Exercise task: Find each line with "folder" and copy it.

(Data records)
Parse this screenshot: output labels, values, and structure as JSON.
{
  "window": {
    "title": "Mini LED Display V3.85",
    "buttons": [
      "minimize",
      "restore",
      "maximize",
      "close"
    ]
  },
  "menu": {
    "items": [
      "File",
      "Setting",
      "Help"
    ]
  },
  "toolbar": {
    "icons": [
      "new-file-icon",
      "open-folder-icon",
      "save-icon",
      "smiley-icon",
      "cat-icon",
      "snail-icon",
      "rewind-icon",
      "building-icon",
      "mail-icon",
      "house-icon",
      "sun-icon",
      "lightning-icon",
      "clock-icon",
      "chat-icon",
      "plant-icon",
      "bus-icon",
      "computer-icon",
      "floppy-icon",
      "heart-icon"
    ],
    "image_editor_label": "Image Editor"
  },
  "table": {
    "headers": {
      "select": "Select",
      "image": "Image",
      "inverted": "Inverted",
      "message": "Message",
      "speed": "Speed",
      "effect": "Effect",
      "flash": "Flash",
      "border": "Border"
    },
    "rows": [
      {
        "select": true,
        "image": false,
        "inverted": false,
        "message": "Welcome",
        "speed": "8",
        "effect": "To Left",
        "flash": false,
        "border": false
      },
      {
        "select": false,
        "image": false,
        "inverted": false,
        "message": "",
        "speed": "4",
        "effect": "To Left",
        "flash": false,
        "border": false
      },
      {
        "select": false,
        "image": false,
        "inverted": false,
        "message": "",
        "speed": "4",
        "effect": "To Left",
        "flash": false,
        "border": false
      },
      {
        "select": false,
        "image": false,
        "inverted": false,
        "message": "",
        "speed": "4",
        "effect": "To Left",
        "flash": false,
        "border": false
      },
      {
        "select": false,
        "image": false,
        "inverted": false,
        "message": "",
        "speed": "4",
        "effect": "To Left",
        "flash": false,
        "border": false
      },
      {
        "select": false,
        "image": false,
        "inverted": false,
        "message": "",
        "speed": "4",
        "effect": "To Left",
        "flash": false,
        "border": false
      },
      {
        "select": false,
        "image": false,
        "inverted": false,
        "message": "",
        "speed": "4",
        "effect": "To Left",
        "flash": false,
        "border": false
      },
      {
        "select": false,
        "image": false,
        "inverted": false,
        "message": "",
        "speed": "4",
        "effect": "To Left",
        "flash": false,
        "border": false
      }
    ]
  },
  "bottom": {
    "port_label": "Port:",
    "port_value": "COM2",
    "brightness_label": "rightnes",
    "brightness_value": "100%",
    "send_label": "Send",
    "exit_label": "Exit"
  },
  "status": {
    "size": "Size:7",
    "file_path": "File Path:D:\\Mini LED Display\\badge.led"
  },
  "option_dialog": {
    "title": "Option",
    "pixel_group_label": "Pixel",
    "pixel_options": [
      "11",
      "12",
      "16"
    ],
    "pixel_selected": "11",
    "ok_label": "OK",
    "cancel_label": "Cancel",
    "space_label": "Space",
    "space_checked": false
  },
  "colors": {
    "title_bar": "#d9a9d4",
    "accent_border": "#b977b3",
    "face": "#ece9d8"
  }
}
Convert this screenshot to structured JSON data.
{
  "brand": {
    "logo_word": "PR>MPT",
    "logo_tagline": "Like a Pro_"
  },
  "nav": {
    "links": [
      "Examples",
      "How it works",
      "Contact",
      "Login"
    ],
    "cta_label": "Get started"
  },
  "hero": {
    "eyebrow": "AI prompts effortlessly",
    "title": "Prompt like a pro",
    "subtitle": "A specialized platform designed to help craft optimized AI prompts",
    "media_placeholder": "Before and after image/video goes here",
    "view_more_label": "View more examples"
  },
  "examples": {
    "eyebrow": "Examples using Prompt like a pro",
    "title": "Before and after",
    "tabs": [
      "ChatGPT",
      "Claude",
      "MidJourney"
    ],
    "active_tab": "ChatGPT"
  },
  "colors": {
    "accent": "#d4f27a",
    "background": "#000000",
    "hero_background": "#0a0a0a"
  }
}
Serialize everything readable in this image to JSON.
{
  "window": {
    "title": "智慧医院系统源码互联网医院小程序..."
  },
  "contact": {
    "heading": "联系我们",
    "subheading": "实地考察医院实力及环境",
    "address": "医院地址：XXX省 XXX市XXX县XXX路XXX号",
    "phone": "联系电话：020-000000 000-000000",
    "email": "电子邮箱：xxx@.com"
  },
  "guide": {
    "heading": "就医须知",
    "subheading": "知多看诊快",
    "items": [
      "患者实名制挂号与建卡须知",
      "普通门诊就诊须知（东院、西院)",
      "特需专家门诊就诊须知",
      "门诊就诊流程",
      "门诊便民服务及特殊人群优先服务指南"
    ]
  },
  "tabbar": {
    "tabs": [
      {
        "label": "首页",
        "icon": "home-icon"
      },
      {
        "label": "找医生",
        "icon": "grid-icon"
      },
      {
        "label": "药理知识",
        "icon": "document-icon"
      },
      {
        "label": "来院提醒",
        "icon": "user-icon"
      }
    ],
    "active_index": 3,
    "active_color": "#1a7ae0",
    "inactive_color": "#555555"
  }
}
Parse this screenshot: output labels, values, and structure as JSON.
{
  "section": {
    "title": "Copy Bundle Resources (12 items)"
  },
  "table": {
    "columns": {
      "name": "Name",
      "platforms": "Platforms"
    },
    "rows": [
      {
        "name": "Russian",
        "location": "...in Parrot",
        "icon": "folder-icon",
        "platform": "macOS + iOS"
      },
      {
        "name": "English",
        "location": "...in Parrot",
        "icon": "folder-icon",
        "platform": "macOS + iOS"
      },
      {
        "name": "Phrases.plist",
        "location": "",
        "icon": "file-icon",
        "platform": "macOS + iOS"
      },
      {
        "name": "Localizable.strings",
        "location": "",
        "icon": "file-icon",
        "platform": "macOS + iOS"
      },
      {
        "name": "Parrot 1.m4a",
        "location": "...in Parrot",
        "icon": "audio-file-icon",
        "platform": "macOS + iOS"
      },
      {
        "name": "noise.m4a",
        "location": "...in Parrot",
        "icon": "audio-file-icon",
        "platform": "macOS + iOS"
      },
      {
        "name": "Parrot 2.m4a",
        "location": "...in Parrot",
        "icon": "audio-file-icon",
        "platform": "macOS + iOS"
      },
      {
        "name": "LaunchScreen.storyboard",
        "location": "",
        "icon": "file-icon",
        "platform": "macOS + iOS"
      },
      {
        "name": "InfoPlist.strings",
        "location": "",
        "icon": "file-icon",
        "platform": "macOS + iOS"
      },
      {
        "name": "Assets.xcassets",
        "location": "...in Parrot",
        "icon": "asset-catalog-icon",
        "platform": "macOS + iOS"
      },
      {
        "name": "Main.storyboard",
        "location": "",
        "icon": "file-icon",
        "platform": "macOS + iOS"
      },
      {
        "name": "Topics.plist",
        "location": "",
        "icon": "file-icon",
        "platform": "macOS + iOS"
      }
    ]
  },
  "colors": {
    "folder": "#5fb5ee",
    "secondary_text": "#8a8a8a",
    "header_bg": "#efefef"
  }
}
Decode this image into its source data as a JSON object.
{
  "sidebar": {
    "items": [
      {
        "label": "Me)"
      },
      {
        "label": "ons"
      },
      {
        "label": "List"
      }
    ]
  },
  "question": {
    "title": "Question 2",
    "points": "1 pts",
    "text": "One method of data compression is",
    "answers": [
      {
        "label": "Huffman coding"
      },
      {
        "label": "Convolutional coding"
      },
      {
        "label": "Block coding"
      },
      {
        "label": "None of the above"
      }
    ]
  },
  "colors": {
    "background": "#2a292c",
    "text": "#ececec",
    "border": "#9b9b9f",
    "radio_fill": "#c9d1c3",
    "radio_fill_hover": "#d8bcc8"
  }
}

Completed exercise:
      "open-folder-icon",
        "icon": "folder-icon",
        "icon": "folder-icon",
    "folder": "#5fb5ee",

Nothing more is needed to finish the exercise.